Repeat the lines that follow, leaving nothing out.

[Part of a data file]
>>>

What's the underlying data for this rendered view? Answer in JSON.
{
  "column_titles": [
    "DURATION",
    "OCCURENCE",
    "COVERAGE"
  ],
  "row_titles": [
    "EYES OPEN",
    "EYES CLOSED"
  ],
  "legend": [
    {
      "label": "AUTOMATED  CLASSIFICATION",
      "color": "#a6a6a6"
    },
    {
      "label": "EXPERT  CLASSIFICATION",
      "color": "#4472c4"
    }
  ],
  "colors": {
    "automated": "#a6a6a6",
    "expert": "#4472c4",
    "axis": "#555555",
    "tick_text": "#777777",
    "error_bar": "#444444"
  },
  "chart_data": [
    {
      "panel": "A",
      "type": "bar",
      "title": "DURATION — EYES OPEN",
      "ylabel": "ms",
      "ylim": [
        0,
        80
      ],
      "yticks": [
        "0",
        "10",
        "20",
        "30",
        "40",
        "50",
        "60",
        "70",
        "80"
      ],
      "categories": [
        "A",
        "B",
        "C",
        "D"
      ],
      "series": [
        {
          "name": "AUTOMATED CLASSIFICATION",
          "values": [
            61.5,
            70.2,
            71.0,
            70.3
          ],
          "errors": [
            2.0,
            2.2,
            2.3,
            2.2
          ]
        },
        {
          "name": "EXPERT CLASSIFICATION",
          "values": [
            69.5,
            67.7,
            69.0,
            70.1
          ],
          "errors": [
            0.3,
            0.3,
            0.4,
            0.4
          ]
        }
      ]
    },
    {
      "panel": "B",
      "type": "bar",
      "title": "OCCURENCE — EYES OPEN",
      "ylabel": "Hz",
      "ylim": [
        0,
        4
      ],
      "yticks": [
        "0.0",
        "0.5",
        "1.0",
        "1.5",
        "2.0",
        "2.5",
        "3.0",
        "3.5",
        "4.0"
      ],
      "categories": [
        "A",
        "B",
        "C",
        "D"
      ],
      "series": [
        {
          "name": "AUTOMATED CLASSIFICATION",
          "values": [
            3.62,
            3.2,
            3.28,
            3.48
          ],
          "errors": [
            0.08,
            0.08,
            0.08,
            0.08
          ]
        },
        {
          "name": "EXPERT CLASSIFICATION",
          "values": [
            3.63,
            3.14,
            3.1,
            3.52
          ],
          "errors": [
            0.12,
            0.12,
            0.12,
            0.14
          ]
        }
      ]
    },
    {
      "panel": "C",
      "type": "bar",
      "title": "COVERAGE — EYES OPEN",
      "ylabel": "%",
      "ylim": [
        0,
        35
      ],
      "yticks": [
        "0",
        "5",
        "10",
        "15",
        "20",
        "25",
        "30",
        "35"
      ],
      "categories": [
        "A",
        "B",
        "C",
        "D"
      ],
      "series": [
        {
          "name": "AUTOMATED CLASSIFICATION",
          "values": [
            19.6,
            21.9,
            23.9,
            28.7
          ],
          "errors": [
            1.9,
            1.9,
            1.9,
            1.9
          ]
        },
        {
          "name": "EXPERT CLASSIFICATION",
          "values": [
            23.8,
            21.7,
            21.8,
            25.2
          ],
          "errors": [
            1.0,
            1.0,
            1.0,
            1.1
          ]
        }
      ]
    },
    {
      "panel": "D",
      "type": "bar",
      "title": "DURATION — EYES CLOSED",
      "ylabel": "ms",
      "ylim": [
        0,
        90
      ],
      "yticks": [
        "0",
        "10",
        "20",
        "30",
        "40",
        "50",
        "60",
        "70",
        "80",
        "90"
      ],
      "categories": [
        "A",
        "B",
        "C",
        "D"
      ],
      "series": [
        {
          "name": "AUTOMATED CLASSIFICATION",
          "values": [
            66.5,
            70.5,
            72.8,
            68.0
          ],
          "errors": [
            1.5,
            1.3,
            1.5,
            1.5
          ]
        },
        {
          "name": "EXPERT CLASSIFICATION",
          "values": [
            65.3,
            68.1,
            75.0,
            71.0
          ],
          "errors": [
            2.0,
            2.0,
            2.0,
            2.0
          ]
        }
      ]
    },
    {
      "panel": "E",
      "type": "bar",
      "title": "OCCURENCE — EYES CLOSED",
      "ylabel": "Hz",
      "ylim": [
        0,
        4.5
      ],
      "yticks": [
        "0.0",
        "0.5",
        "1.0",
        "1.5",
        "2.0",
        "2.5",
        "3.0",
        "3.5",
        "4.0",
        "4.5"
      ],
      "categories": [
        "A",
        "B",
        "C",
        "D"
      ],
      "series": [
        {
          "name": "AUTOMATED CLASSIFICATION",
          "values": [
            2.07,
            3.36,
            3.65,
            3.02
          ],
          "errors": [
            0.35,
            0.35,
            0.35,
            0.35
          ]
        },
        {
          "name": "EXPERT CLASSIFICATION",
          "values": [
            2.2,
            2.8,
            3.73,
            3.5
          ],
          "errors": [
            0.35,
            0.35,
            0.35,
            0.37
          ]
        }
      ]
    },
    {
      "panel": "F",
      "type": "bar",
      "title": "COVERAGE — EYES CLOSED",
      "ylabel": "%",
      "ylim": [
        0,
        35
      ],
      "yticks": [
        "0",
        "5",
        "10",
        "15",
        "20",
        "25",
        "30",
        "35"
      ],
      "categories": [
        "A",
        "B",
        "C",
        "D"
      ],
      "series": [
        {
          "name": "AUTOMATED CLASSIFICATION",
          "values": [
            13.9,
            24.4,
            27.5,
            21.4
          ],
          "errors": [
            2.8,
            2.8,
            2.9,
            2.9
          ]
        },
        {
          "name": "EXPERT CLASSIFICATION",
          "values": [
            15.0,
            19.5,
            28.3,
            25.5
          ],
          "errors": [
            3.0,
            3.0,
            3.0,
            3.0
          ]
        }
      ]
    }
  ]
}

<<<

• Expected output:
What's the underlying data for this rendered view? Answer in JSON.
{
  "column_titles": [
    "DURATION",
    "OCCURENCE",
    "COVERAGE"
  ],
  "row_titles": [
    "EYES OPEN",
    "EYES CLOSED"
  ],
  "legend": [
    {
      "label": "AUTOMATED  CLASSIFICATION",
      "color": "#a6a6a6"
    },
    {
      "label": "EXPERT  CLASSIFICATION",
      "color": "#4472c4"
    }
  ],
  "colors": {
    "automated": "#a6a6a6",
    "expert": "#4472c4",
    "axis": "#555555",
    "tick_text": "#777777",
    "error_bar": "#444444"
  },
  "chart_data": [
    {
      "panel": "A",
      "type": "bar",
      "title": "DURATION — EYES OPEN",
      "ylabel": "ms",
      "ylim": [
        0,
        80
      ],
      "yticks": [
        "0",
        "10",
        "20",
        "30",
        "40",
        "50",
        "60",
        "70",
        "80"
      ],
      "categories": [
        "A",
        "B",
        "C",
        "D"
      ],
      "series": [
        {
          "name": "AUTOMATED CLASSIFICATION",
          "values": [
            61.5,
            70.2,
            71.0,
            70.3
          ],
          "errors": [
            2.0,
            2.2,
            2.3,
            2.2
          ]
        },
        {
          "name": "EXPERT CLASSIFICATION",
          "values": [
            69.5,
            67.7,
            69.0,
            70.1
          ],
          "errors": [
            0.3,
            0.3,
            0.4,
            0.4
          ]
        }
      ]
    },
    {
      "panel": "B",
      "type": "bar",
      "title": "OCCURENCE — EYES OPEN",
      "ylabel": "Hz",
      "ylim": [
        0,
        4
      ],
      "yticks": [
        "0.0",
        "0.5",
        "1.0",
        "1.5",
        "2.0",
        "2.5",
        "3.0",
        "3.5",
        "4.0"
      ],
      "categories": [
        "A",
        "B",
        "C",
        "D"
      ],
      "series": [
        {
          "name": "AUTOMATED CLASSIFICATION",
          "values": [
            3.62,
            3.2,
            3.28,
            3.48
          ],
          "errors": [
            0.08,
            0.08,
            0.08,
            0.08
          ]
        },
        {
          "name": "EXPERT CLASSIFICATION",
          "values": [
            3.63,
            3.14,
            3.1,
            3.52
          ],
          "errors": [
            0.12,
            0.12,
            0.12,
            0.14
          ]
        }
      ]
    },
    {
      "panel": "C",
      "type": "bar",
      "title": "COVERAGE — EYES OPEN",
      "ylabel": "%",
      "ylim": [
        0,
        35
      ],
      "yticks": [
        "0",
        "5",
        "10",
        "15",
        "20",
        "25",
        "30",
        "35"
      ],
      "categories": [
        "A",
        "B",
        "C",
        "D"
      ],
      "series": [
        {
          "name": "AUTOMATED CLASSIFICATION",
          "values": [
            19.6,
            21.9,
            23.9,
            28.7
          ],
          "errors": [
            1.9,
            1.9,
            1.9,
            1.9
          ]
        },
        {
          "name": "EXPERT CLASSIFICATION",
          "values": [
            23.8,
            21.7,
            21.8,
            25.2
          ],
          "errors": [
            1.0,
            1.0,
            1.0,
            1.1
          ]
        }
      ]
    },
    {
      "panel": "D",
      "type": "bar",
      "title": "DURATION — EYES CLOSED",
      "ylabel": "ms",
      "ylim": [
        0,
        90
      ],
      "yticks": [
        "0",
        "10",
        "20",
        "30",
        "40",
        "50",
        "60",
        "70",
        "80",
        "90"
      ],
      "categories": [
        "A",
        "B",
        "C",
        "D"
      ],
      "series": [
        {
          "name": "AUTOMATED CLASSIFICATION",
          "values": [
            66.5,
            70.5,
            72.8,
            68.0
          ],
          "errors": [
            1.5,
            1.3,
            1.5,
            1.5
          ]
        },
        {
          "name": "EXPERT CLASSIFICATION",
          "values": [
            65.3,
            68.1,
            75.0,
            71.0
          ],
          "errors": [
            2.0,
            2.0,
            2.0,
            2.0
          ]
        }
      ]
    },
    {
      "panel": "E",
      "type": "bar",
      "title": "OCCURENCE — EYES CLOSED",
      "ylabel": "Hz",
      "ylim": [
        0,
        4.5
      ],
      "yticks": [
        "0.0",
        "0.5",
        "1.0",
        "1.5",
        "2.0",
        "2.5",
        "3.0",
        "3.5",
        "4.0",
        "4.5"
      ],
      "categories": [
        "A",
        "B",
        "C",
        "D"
      ],
      "series": [
        {
          "name": "AUTOMATED CLASSIFICATION",
          "values": [
            2.07,
            3.36,
            3.65,
            3.02
          ],
          "errors": [
            0.35,
            0.35,
            0.35,
            0.35
          ]
        },
        {
          "name": "EXPERT CLASSIFICATION",
          "values": [
            2.2,
            2.8,
            3.73,
            3.5
          ],
          "errors": [
            0.35,
            0.35,
            0.35,
            0.37
          ]
        }
      ]
    },
    {
      "panel": "F",
      "type": "bar",
      "title": "COVERAGE — EYES CLOSED",
      "ylabel": "%",
      "ylim": [
        0,
        35
      ],
      "yticks": [
        "0",
        "5",
        "10",
        "15",
        "20",
        "25",
        "30",
        "35"
      ],
      "categories": [
        "A",
        "B",
        "C",
        "D"
      ],
      "series": [
        {
          "name": "AUTOMATED CLASSIFICATION",
          "values": [
            13.9,
            24.4,
            27.5,
            21.4
          ],
          "errors": [
            2.8,
            2.8,
            2.9,
            2.9
          ]
        },
        {
          "name": "EXPERT CLASSIFICATION",
          "values": [
            15.0,
            19.5,
            28.3,
            25.5
          ],
          "errors": [
            3.0,
            3.0,
            3.0,
            3.0
          ]
        }
      ]
    }
  ]
}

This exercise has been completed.